**Data excerpts:**
──────────────────────────────

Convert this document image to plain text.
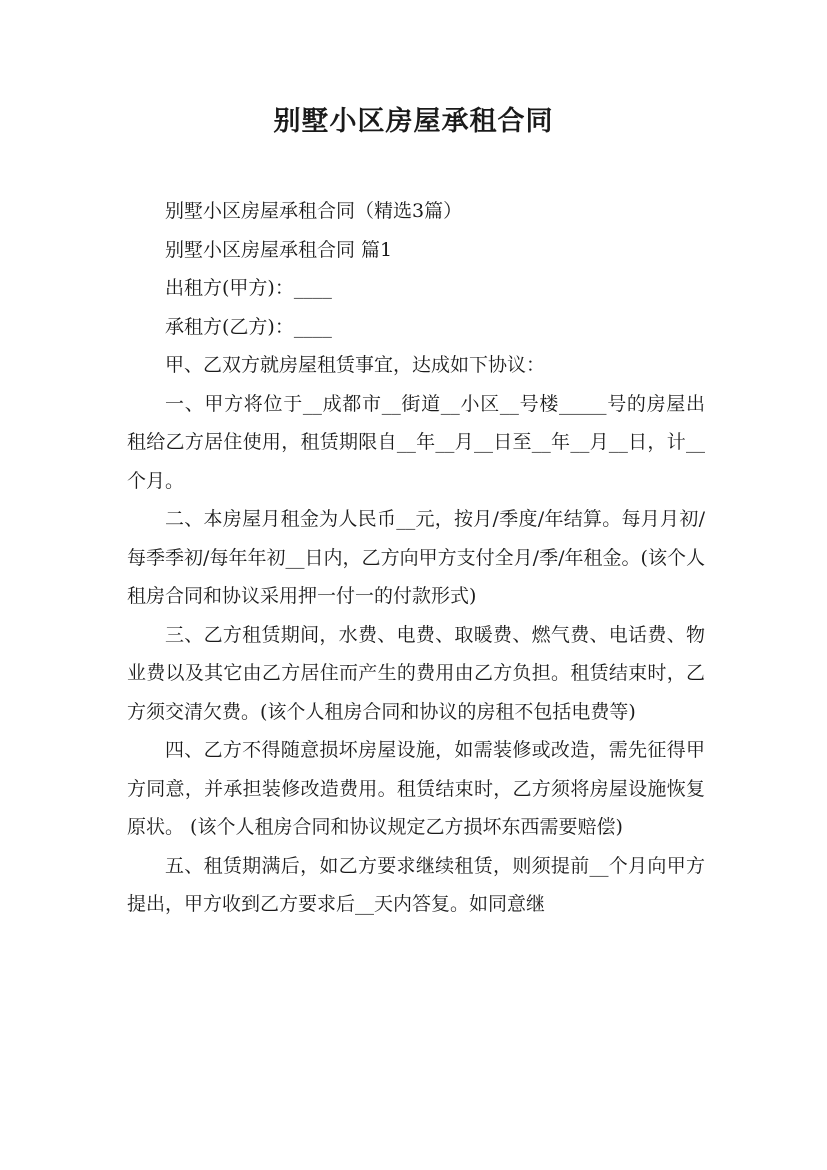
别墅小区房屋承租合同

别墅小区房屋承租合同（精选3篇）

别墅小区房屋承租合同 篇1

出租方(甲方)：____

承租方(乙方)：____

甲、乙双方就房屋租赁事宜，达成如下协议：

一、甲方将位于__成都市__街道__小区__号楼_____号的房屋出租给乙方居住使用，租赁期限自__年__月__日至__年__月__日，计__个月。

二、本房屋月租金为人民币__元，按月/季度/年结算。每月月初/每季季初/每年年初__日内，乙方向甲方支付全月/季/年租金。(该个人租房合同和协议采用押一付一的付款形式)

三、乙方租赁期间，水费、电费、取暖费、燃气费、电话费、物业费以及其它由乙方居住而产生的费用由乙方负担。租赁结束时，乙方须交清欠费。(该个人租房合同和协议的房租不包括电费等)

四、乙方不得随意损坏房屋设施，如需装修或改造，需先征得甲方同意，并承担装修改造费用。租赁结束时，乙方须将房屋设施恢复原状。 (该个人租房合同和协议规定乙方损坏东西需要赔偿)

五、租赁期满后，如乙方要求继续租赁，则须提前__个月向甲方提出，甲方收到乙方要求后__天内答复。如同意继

──────────────────────────────

**Problem statement:**
Using the data above, print every line exactly, omitting pictures.

**Exercise answer:**
Convert this document image to plain text.
别墅小区房屋承租合同

别墅小区房屋承租合同（精选3篇）

别墅小区房屋承租合同 篇1

出租方(甲方)：____

承租方(乙方)：____

甲、乙双方就房屋租赁事宜，达成如下协议：

一、甲方将位于__成都市__街道__小区__号楼_____号的房屋出租给乙方居住使用，租赁期限自__年__月__日至__年__月__日，计__个月。

二、本房屋月租金为人民币__元，按月/季度/年结算。每月月初/每季季初/每年年初__日内，乙方向甲方支付全月/季/年租金。(该个人租房合同和协议采用押一付一的付款形式)

三、乙方租赁期间，水费、电费、取暖费、燃气费、电话费、物业费以及其它由乙方居住而产生的费用由乙方负担。租赁结束时，乙方须交清欠费。(该个人租房合同和协议的房租不包括电费等)

四、乙方不得随意损坏房屋设施，如需装修或改造，需先征得甲方同意，并承担装修改造费用。租赁结束时，乙方须将房屋设施恢复原状。 (该个人租房合同和协议规定乙方损坏东西需要赔偿)

五、租赁期满后，如乙方要求继续租赁，则须提前__个月向甲方提出，甲方收到乙方要求后__天内答复。如同意继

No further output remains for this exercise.